▶ _Your goal_
Check every line of the entries that follow, and copy the ones containing "JSON".

☆ ☆ ☆

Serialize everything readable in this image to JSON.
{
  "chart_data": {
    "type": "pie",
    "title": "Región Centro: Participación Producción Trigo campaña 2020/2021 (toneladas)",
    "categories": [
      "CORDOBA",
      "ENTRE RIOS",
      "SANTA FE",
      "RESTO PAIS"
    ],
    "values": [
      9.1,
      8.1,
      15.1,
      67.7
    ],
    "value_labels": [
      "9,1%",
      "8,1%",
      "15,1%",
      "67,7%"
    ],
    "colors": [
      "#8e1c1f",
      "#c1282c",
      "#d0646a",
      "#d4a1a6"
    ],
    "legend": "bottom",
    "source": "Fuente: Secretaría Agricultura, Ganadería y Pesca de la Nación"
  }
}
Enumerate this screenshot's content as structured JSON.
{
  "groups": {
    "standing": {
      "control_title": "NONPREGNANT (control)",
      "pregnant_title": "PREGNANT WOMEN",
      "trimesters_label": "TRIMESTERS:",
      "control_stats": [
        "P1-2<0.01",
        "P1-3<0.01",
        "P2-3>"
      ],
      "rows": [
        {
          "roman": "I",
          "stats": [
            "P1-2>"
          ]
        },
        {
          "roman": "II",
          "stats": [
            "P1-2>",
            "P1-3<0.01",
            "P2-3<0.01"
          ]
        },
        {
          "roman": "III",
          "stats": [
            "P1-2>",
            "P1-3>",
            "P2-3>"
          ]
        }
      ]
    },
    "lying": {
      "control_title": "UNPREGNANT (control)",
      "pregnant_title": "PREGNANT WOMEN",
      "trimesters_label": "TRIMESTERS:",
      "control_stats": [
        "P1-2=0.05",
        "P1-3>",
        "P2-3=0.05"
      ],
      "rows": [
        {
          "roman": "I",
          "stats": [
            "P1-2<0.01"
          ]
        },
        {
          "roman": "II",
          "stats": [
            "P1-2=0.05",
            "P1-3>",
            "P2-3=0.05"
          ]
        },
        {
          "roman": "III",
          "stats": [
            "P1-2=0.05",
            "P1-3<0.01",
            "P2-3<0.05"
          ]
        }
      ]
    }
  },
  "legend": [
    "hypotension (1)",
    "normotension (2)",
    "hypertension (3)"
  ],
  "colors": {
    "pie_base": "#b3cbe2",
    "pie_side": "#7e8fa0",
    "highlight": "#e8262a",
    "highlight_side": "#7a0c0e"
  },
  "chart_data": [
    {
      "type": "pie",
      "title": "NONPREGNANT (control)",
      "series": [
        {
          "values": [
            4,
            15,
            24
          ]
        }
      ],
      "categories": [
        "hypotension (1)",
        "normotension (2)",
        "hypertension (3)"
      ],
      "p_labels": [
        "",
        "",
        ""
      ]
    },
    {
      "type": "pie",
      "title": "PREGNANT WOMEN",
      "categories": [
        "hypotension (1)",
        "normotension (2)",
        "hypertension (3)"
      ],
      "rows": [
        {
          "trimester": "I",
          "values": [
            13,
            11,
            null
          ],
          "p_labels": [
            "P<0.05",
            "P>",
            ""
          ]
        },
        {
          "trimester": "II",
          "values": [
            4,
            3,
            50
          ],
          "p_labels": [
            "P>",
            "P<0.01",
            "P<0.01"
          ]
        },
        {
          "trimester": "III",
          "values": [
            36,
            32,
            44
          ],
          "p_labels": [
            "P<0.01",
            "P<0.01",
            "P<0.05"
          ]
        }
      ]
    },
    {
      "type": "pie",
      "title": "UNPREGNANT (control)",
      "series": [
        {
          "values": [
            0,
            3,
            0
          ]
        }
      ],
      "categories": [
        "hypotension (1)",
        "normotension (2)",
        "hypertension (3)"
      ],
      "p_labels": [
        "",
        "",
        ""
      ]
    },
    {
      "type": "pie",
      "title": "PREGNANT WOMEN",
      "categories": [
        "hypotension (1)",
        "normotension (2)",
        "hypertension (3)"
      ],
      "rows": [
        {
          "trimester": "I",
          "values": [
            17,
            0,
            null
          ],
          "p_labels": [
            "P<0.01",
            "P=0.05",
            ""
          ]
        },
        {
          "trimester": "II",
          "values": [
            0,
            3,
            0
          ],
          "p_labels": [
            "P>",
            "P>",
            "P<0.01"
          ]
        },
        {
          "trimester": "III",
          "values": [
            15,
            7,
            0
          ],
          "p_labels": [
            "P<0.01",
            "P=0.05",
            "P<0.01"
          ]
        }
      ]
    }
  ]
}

☆ ☆ ☆

▶ _Task result_
Serialize everything readable in this image to JSON.
Enumerate this screenshot's content as structured JSON.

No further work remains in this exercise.